------ Provided data
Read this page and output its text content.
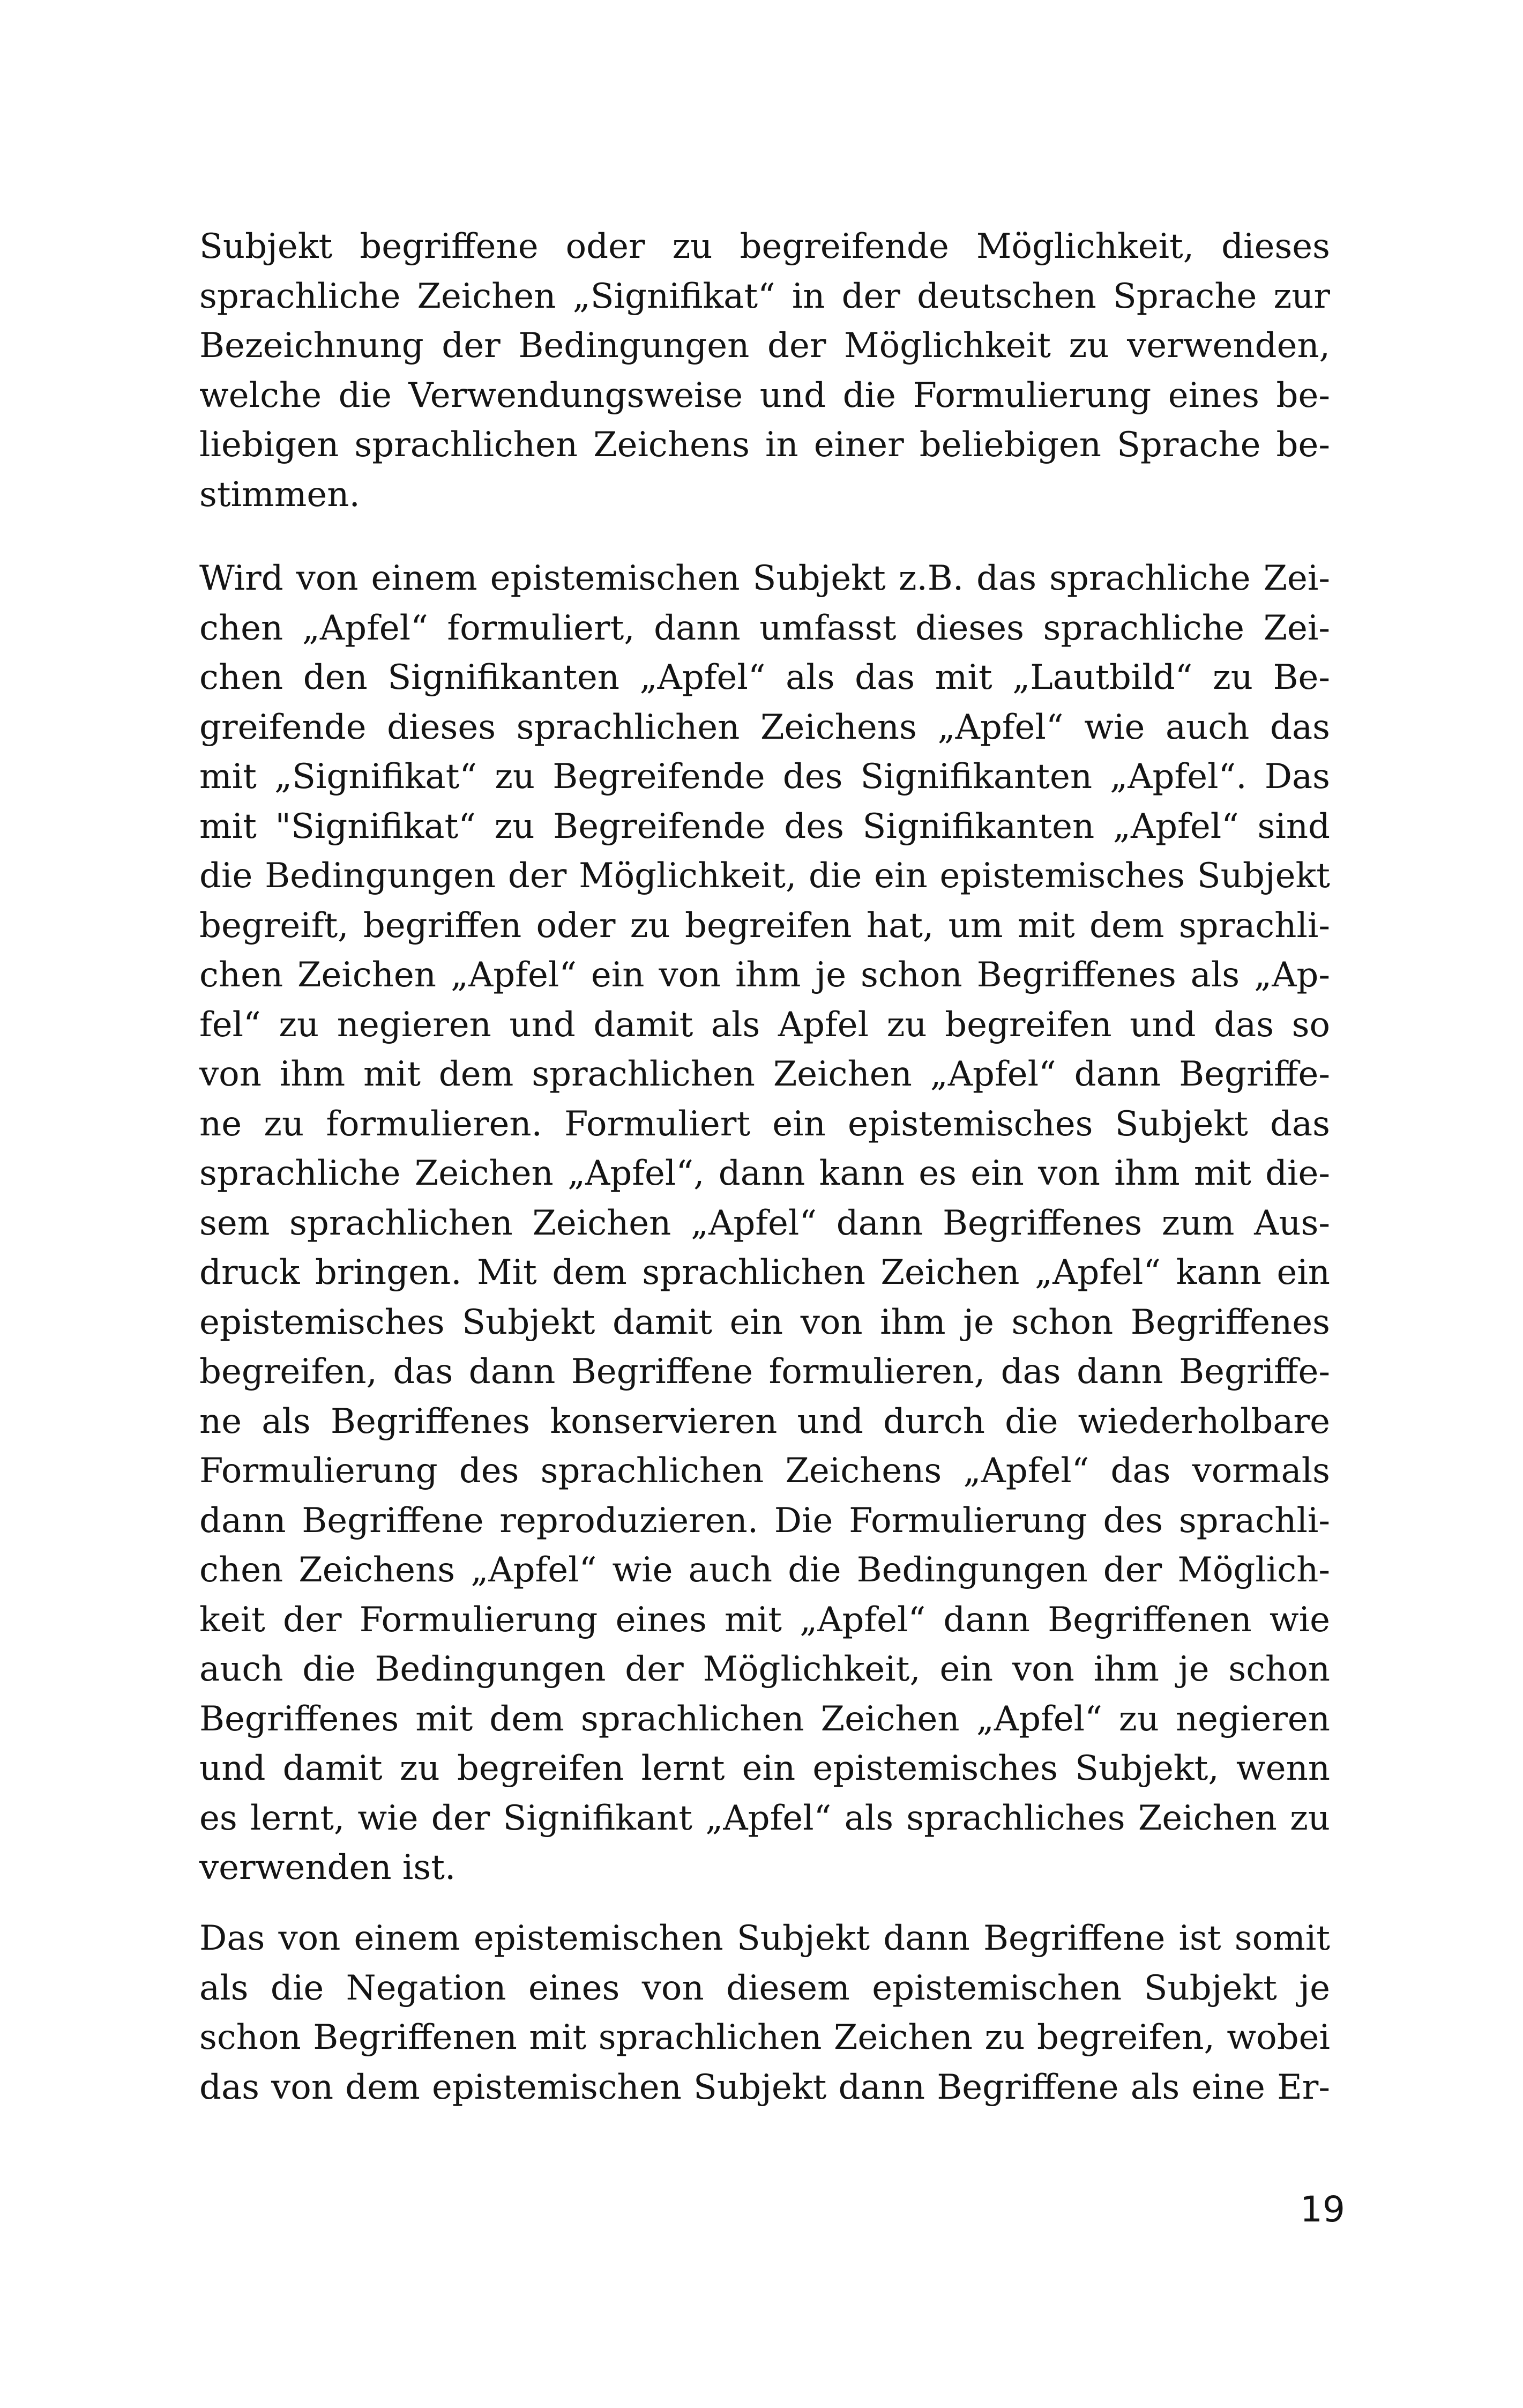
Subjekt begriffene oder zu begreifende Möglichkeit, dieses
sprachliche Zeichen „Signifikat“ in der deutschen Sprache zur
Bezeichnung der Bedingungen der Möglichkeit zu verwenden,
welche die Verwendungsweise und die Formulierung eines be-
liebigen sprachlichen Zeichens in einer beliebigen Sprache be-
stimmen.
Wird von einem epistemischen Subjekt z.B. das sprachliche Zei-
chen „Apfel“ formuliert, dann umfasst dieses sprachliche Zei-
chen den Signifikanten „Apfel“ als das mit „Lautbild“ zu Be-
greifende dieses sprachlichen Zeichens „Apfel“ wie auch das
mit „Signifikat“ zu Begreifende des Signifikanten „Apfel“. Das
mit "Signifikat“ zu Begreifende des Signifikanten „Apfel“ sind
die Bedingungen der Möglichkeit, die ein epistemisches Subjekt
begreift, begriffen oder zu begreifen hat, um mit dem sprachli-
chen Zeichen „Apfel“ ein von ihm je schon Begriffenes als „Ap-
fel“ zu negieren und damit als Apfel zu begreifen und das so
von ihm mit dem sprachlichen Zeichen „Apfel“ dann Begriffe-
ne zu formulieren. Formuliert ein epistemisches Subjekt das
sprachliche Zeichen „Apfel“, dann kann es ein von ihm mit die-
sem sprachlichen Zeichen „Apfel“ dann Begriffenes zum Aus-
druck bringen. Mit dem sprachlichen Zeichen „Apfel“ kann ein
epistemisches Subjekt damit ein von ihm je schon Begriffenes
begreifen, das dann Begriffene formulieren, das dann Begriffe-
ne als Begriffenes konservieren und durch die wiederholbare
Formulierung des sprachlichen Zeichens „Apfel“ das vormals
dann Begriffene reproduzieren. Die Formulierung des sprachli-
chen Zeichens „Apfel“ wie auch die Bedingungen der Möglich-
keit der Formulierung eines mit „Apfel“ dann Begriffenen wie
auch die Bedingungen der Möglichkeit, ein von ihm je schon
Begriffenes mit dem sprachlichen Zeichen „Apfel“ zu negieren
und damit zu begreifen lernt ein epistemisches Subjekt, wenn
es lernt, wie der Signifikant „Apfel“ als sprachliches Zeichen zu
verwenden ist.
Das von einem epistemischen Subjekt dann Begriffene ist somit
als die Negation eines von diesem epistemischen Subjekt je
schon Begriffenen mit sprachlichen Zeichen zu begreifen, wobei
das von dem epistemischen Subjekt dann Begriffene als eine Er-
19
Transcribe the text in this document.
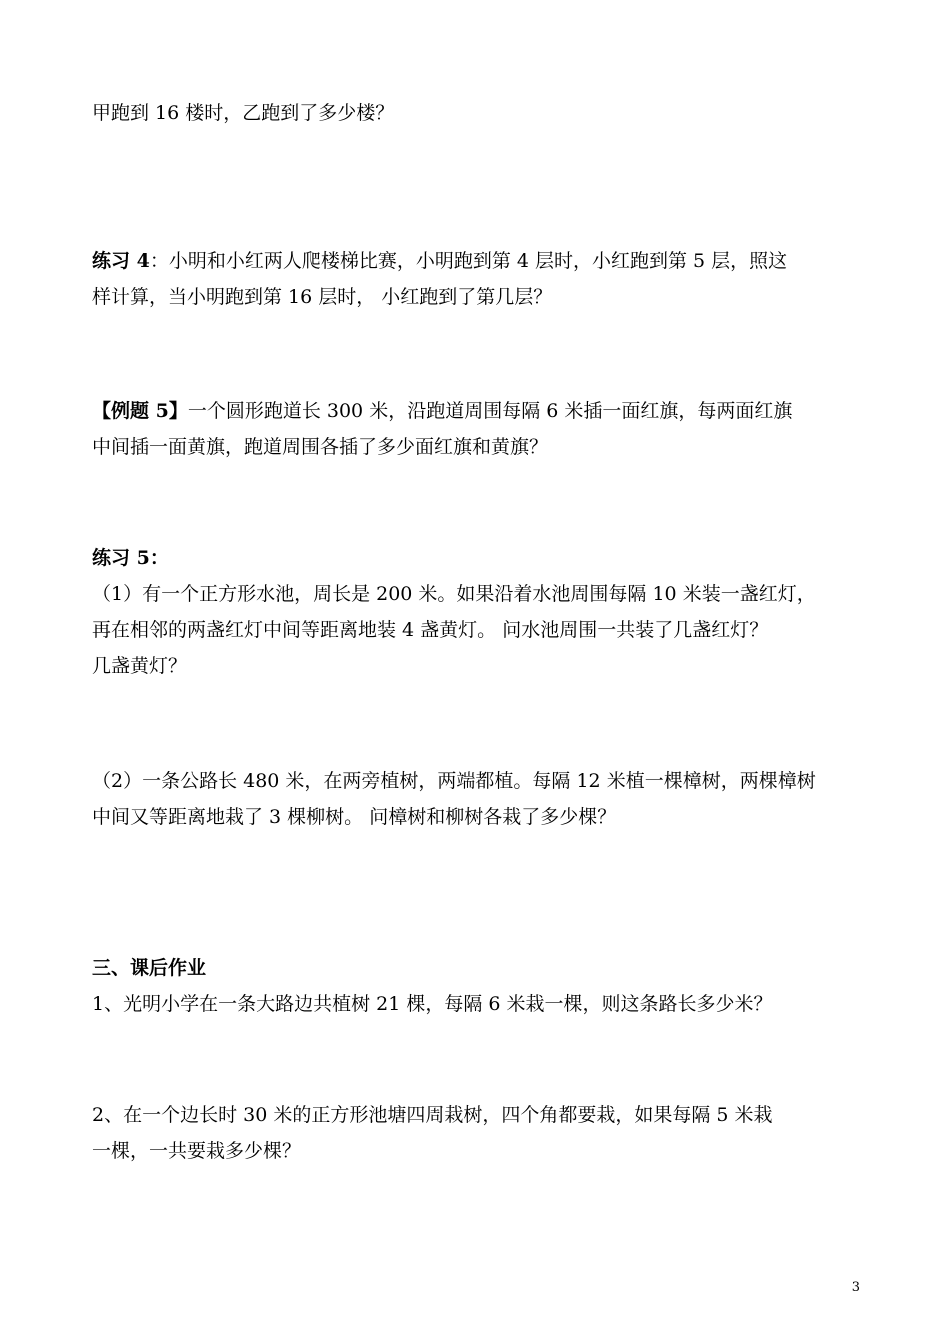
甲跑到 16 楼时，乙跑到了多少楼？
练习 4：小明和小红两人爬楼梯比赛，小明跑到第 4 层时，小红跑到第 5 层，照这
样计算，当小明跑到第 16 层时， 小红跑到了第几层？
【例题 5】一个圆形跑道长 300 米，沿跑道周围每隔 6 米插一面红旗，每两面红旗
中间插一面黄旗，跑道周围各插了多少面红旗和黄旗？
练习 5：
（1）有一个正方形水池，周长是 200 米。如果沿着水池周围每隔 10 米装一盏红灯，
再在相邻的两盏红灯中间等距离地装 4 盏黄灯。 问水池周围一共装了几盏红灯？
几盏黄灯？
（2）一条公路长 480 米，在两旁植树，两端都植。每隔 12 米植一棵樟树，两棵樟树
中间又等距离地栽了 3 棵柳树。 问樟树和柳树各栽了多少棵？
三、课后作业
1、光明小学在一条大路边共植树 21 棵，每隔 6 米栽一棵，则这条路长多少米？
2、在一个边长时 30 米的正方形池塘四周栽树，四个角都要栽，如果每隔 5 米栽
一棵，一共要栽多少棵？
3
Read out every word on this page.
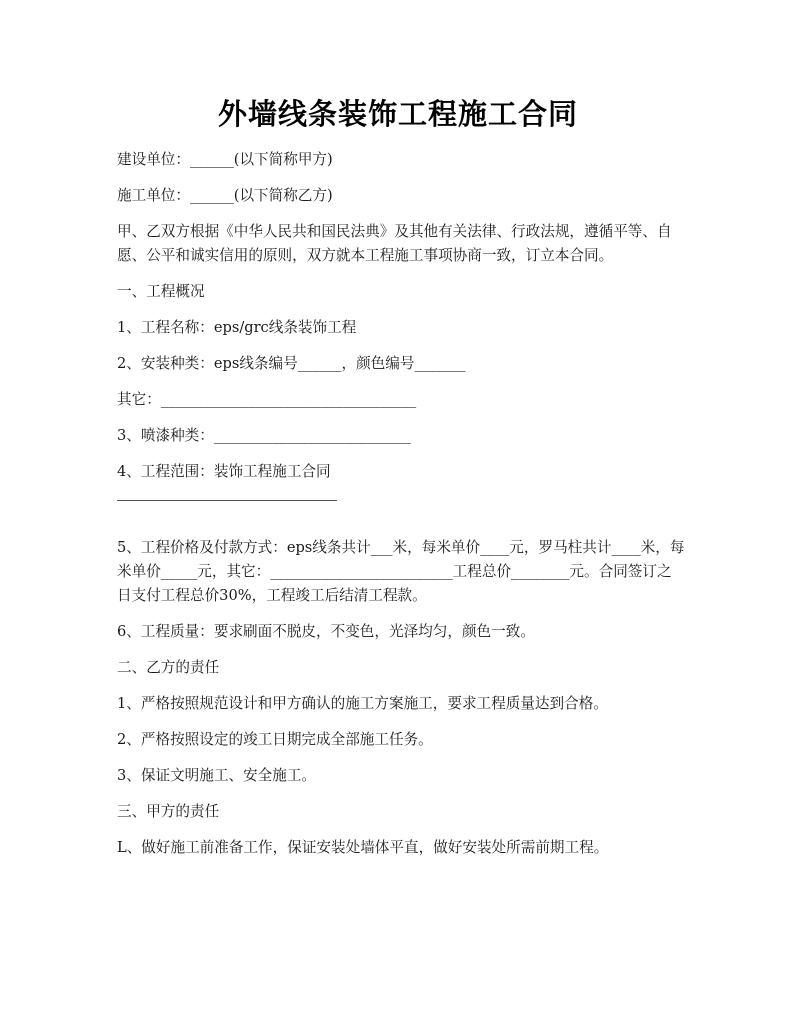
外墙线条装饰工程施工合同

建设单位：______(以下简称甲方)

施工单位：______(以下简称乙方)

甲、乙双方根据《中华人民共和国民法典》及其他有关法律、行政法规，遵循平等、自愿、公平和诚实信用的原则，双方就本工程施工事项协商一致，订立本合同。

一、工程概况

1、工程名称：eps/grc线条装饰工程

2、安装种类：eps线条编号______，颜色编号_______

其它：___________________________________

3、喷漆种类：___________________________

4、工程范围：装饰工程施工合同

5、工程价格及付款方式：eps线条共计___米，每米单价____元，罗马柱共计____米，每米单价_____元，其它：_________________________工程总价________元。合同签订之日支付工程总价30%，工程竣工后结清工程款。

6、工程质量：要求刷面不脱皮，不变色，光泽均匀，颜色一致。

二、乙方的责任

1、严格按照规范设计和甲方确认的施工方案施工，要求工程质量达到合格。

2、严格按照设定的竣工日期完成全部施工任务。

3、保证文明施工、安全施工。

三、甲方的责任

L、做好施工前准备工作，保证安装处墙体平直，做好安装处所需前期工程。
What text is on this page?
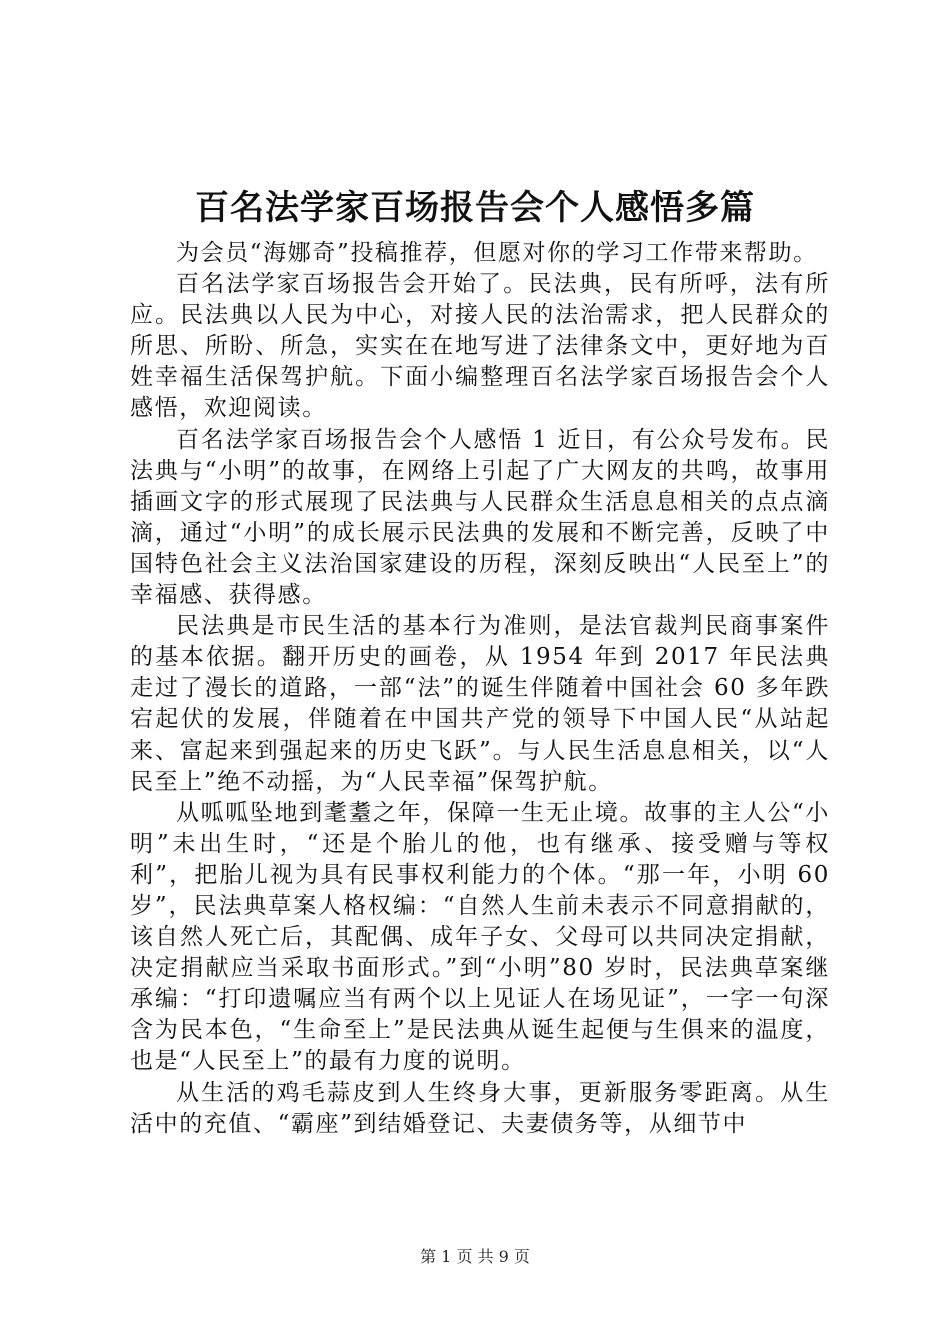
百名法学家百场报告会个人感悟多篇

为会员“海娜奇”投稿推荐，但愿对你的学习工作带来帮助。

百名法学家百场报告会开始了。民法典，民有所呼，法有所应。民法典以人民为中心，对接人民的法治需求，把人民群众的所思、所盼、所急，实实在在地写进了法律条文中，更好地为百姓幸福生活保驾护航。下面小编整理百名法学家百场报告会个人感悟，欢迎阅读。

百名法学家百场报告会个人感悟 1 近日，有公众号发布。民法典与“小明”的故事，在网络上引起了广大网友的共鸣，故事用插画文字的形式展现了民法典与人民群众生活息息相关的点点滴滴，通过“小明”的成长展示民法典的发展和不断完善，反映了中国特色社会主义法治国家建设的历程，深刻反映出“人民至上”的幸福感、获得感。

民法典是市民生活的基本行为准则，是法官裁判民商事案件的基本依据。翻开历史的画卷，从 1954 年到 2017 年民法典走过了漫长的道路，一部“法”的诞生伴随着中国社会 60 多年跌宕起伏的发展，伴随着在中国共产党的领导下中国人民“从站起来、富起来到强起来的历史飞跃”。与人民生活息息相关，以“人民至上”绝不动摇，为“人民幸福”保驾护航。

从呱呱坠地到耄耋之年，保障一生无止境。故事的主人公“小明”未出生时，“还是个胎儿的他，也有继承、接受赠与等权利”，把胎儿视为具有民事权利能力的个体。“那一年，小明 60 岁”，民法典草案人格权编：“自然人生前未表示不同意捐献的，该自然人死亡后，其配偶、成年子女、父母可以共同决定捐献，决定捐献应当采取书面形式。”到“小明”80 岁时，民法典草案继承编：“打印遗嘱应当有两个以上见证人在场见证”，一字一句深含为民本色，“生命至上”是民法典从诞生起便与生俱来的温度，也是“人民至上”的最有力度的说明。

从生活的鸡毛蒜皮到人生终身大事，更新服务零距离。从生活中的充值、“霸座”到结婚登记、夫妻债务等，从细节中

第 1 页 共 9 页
------------
Exercise brief ▸
Begin with the line that contains "What text is on this page?" and copy every line through the end of the listing, exactly as written, both ends included. Pictures are not part of the copy.

Finished task ▸
What text is on this page?
百名法学家百场报告会个人感悟多篇

为会员“海娜奇”投稿推荐，但愿对你的学习工作带来帮助。

百名法学家百场报告会开始了。民法典，民有所呼，法有所应。民法典以人民为中心，对接人民的法治需求，把人民群众的所思、所盼、所急，实实在在地写进了法律条文中，更好地为百姓幸福生活保驾护航。下面小编整理百名法学家百场报告会个人感悟，欢迎阅读。

百名法学家百场报告会个人感悟 1 近日，有公众号发布。民法典与“小明”的故事，在网络上引起了广大网友的共鸣，故事用插画文字的形式展现了民法典与人民群众生活息息相关的点点滴滴，通过“小明”的成长展示民法典的发展和不断完善，反映了中国特色社会主义法治国家建设的历程，深刻反映出“人民至上”的幸福感、获得感。

民法典是市民生活的基本行为准则，是法官裁判民商事案件的基本依据。翻开历史的画卷，从 1954 年到 2017 年民法典走过了漫长的道路，一部“法”的诞生伴随着中国社会 60 多年跌宕起伏的发展，伴随着在中国共产党的领导下中国人民“从站起来、富起来到强起来的历史飞跃”。与人民生活息息相关，以“人民至上”绝不动摇，为“人民幸福”保驾护航。

从呱呱坠地到耄耋之年，保障一生无止境。故事的主人公“小明”未出生时，“还是个胎儿的他，也有继承、接受赠与等权利”，把胎儿视为具有民事权利能力的个体。“那一年，小明 60 岁”，民法典草案人格权编：“自然人生前未表示不同意捐献的，该自然人死亡后，其配偶、成年子女、父母可以共同决定捐献，决定捐献应当采取书面形式。”到“小明”80 岁时，民法典草案继承编：“打印遗嘱应当有两个以上见证人在场见证”，一字一句深含为民本色，“生命至上”是民法典从诞生起便与生俱来的温度，也是“人民至上”的最有力度的说明。

从生活的鸡毛蒜皮到人生终身大事，更新服务零距离。从生活中的充值、“霸座”到结婚登记、夫妻债务等，从细节中

第 1 页 共 9 页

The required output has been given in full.